(Item position entries)
# # # #

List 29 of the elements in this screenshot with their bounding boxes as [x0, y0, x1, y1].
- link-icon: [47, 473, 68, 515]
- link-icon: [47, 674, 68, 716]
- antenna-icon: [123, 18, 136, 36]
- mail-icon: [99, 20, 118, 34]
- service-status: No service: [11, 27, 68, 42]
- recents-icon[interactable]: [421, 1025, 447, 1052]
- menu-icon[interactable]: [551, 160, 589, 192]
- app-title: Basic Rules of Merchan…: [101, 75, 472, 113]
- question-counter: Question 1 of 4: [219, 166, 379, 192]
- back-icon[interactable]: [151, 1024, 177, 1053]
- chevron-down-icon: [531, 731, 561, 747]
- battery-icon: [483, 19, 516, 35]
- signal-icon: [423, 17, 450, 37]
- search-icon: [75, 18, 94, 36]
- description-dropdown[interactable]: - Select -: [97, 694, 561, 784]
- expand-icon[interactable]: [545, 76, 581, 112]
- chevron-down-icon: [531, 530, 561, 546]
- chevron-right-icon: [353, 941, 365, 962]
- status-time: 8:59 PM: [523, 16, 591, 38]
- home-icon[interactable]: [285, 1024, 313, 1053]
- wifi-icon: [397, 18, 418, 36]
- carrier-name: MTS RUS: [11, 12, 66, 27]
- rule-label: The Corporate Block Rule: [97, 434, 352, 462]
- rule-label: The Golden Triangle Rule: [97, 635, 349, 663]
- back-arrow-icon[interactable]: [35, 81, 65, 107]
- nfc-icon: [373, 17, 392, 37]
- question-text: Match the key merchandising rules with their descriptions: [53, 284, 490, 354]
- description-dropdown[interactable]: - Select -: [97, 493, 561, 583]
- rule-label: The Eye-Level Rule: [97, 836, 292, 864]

# # # #

EXERCISE INSTRUCTIONS: Render the material above as a JSON list of strings, one string per line and no blank lines, starting at the very first line and ending after the line that has "- question-counter: Question".

COMPLETED EXERCISE:
[
  "List 29 of the elements in this screenshot with their bounding boxes as [x0, y0, x1, y1].",
  "- link-icon: [47, 473, 68, 515]",
  "- link-icon: [47, 674, 68, 716]",
  "- antenna-icon: [123, 18, 136, 36]",
  "- mail-icon: [99, 20, 118, 34]",
  "- service-status: No service: [11, 27, 68, 42]",
  "- recents-icon[interactable]: [421, 1025, 447, 1052]",
  "- menu-icon[interactable]: [551, 160, 589, 192]",
  "- app-title: Basic Rules of Merchan…: [101, 75, 472, 113]",
  "- question-counter: Question 1 of 4: [219, 166, 379, 192]"
]